Start of EXCERPTED DATA
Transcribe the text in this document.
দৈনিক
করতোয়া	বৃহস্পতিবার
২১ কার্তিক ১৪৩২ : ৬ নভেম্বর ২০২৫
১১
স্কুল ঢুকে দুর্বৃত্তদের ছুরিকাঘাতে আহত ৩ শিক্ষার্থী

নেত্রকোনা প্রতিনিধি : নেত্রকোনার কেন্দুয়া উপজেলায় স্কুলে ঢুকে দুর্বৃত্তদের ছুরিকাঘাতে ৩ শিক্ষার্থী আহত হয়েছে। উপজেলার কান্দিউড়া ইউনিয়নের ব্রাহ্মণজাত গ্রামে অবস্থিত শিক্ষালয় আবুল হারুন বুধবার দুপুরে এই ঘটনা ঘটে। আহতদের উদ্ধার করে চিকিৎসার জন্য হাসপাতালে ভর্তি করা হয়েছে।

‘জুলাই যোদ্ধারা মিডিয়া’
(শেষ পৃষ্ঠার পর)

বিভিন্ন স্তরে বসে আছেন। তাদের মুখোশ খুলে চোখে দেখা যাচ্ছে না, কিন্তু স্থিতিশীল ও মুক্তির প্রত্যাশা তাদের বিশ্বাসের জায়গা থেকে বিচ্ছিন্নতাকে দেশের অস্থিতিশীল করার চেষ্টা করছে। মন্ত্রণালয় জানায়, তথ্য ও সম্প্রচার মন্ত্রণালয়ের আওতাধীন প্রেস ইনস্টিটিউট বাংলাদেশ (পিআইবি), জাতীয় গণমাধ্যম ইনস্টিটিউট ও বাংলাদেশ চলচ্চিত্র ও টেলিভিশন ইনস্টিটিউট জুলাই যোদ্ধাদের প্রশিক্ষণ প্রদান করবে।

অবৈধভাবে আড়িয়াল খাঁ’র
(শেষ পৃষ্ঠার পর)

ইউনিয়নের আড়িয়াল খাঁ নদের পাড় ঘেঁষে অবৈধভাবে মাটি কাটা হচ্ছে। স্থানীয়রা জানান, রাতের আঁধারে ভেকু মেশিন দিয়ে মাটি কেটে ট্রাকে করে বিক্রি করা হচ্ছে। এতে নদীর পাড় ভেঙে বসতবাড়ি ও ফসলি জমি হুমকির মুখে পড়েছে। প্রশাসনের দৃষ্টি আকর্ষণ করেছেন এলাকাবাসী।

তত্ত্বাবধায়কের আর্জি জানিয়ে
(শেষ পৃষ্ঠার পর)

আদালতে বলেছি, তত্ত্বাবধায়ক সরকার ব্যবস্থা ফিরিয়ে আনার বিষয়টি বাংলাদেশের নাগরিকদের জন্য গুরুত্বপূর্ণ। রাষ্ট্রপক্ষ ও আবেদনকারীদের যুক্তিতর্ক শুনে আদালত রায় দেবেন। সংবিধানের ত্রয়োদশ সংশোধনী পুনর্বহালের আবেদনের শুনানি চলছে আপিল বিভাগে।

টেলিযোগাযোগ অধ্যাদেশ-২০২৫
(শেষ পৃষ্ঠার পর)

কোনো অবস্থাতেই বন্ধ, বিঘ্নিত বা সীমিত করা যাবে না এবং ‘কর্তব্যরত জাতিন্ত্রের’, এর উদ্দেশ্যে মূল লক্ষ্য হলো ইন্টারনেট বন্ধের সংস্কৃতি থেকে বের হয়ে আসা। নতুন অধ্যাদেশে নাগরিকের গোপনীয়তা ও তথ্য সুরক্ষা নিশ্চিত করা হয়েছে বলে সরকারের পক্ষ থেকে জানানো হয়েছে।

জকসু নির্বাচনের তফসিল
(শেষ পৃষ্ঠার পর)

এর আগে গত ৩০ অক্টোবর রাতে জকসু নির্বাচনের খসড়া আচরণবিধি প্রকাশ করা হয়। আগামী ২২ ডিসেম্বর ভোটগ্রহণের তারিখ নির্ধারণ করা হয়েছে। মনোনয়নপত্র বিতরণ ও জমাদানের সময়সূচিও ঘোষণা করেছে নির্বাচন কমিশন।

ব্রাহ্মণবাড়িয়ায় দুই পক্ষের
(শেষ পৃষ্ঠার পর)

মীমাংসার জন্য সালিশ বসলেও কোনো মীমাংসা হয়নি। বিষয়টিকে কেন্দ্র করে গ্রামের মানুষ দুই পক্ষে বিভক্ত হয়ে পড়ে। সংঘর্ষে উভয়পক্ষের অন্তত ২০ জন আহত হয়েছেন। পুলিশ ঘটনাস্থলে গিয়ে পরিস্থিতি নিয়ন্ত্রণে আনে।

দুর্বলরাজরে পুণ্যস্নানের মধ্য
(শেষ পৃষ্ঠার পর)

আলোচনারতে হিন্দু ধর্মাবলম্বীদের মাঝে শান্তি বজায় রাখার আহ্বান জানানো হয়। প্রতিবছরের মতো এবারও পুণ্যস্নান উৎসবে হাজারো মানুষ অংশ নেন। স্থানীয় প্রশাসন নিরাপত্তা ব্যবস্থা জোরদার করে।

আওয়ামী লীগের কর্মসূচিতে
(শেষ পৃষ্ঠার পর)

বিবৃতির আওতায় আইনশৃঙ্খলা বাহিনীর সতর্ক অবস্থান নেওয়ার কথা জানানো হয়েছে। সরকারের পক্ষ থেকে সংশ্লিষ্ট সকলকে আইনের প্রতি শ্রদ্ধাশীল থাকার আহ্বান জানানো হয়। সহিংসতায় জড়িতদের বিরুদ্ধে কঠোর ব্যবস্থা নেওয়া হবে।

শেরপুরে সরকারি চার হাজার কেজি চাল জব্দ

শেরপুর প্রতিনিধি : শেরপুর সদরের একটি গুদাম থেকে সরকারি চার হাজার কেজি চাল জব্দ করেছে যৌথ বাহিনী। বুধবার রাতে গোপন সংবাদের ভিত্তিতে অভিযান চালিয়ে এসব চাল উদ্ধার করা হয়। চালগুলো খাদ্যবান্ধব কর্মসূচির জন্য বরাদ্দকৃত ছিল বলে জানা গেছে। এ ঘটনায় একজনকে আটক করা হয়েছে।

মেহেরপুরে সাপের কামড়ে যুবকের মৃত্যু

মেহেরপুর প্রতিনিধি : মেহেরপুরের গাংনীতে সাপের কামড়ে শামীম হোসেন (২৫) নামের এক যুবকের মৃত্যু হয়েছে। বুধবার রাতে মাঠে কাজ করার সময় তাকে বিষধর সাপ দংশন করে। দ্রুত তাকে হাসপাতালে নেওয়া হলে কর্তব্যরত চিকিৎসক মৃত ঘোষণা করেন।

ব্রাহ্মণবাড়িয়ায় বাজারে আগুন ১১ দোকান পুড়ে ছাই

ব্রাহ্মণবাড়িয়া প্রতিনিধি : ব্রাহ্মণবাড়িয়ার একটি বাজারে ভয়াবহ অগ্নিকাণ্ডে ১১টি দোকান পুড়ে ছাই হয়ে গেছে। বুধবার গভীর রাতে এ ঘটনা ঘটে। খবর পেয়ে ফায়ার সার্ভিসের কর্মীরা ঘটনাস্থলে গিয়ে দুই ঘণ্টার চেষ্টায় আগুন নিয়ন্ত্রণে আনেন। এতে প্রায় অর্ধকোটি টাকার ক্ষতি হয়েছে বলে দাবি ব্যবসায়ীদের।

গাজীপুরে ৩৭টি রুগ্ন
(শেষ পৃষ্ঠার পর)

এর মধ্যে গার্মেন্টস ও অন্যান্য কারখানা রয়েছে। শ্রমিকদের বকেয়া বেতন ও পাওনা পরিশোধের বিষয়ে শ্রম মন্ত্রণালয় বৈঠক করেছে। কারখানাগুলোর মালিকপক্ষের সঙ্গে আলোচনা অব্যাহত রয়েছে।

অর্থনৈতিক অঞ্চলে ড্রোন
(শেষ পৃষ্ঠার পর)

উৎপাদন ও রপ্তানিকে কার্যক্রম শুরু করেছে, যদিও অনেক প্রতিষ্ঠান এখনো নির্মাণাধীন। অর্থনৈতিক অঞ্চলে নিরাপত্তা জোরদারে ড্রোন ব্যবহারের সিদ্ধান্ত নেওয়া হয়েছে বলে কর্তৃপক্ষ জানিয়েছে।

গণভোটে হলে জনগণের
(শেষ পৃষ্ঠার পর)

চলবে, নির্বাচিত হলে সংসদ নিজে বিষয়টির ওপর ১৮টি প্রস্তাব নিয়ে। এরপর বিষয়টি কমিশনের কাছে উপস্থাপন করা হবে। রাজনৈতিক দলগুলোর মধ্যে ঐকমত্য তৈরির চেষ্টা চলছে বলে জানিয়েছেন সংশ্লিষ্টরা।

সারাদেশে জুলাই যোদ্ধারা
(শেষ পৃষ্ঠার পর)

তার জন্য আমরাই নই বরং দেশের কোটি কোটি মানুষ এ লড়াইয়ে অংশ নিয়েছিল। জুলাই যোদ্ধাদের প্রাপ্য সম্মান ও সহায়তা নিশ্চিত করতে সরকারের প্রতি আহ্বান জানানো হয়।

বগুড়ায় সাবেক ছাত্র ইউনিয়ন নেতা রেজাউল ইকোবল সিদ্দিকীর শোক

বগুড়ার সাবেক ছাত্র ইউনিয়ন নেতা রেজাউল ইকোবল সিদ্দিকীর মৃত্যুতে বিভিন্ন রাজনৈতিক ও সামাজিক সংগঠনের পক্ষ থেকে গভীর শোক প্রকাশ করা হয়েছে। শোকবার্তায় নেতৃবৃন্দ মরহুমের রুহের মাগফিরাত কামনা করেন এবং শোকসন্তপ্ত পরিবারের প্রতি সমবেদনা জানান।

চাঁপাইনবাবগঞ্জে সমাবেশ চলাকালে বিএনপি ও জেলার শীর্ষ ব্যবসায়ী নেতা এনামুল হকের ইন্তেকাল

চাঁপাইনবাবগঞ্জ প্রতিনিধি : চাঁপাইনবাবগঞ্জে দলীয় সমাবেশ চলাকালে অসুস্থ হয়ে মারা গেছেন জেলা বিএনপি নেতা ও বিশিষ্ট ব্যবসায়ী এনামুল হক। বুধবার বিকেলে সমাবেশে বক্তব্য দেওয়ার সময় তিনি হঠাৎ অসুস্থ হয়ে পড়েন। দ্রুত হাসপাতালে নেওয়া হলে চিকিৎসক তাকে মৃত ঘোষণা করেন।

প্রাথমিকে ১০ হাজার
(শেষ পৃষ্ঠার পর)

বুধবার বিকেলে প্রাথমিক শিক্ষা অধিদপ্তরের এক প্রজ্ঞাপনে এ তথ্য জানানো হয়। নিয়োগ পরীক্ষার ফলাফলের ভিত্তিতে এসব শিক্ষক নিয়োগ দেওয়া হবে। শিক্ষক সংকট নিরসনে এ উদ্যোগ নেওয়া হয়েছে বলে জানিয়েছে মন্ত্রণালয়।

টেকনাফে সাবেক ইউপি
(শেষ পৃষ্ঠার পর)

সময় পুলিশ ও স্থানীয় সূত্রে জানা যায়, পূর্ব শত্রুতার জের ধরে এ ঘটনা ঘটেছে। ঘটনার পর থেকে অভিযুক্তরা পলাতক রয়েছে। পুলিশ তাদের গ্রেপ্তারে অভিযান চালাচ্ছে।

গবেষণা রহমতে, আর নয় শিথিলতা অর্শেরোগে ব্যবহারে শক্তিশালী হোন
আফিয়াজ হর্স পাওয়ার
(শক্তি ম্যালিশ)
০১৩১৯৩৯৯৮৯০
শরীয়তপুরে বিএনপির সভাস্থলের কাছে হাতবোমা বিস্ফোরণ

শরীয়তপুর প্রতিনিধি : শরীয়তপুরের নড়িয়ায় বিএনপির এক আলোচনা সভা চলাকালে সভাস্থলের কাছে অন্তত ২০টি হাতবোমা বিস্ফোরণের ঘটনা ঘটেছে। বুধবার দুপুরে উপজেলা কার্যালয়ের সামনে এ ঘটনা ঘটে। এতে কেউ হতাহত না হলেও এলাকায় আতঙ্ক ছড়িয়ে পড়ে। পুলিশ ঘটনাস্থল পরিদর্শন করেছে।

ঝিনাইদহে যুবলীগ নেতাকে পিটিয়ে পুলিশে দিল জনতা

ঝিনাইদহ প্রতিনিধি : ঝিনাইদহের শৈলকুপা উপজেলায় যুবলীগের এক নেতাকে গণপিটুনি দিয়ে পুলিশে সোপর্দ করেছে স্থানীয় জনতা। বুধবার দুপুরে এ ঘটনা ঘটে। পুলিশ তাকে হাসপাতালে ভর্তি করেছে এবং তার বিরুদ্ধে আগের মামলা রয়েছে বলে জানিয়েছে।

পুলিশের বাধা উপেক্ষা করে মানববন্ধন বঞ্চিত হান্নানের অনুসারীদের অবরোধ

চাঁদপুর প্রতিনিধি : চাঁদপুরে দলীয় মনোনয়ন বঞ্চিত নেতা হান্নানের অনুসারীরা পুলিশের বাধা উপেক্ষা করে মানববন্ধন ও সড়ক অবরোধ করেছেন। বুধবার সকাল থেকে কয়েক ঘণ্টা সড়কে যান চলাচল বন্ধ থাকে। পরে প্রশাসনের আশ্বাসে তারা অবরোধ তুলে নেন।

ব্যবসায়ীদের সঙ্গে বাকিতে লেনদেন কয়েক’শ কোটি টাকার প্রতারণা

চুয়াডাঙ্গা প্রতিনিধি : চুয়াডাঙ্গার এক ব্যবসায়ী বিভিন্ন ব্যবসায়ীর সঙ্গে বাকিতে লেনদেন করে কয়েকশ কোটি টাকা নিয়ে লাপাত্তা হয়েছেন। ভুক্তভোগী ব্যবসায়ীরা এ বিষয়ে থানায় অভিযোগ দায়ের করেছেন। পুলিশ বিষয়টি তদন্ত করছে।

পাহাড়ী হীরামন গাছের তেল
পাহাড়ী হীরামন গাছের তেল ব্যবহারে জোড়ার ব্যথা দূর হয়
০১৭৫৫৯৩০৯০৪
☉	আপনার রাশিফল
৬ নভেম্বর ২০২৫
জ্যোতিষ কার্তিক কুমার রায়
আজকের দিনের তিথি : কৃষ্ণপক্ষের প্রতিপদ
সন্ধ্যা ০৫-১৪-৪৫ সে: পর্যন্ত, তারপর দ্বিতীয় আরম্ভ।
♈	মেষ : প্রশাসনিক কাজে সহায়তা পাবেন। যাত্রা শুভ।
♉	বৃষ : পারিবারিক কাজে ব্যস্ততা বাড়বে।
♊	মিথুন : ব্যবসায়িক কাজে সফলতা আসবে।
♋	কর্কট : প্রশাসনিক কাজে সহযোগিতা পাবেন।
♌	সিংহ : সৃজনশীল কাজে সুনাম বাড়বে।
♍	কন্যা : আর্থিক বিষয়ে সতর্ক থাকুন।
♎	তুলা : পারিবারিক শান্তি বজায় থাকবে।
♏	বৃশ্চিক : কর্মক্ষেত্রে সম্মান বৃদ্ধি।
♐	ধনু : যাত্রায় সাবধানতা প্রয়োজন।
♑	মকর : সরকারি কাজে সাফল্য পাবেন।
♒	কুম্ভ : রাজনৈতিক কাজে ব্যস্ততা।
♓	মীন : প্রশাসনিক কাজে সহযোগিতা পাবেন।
End of EXCERPTED DATA
• _AIM OF THE TASK_:
From the records, copy every line that has the string "নববন" in it.

• _EXERCISE SOLUTION_:
পুলিশের বাধা উপেক্ষা করে মানববন্ধন বঞ্চিত হান্নানের অনুসারীদের অবরোধ
চাঁদপুর প্রতিনিধি : চাঁদপুরে দলীয় মনোনয়ন বঞ্চিত নেতা হান্নানের অনুসারীরা পুলিশের বাধা উপেক্ষা করে মানববন্ধন ও সড়ক অবরোধ করেছেন। বুধবার সকাল থেকে কয়েক ঘণ্টা সড়কে যান চলাচল বন্ধ থাকে। পরে প্রশাসনের আশ্বাসে তারা অবরোধ তুলে নেন।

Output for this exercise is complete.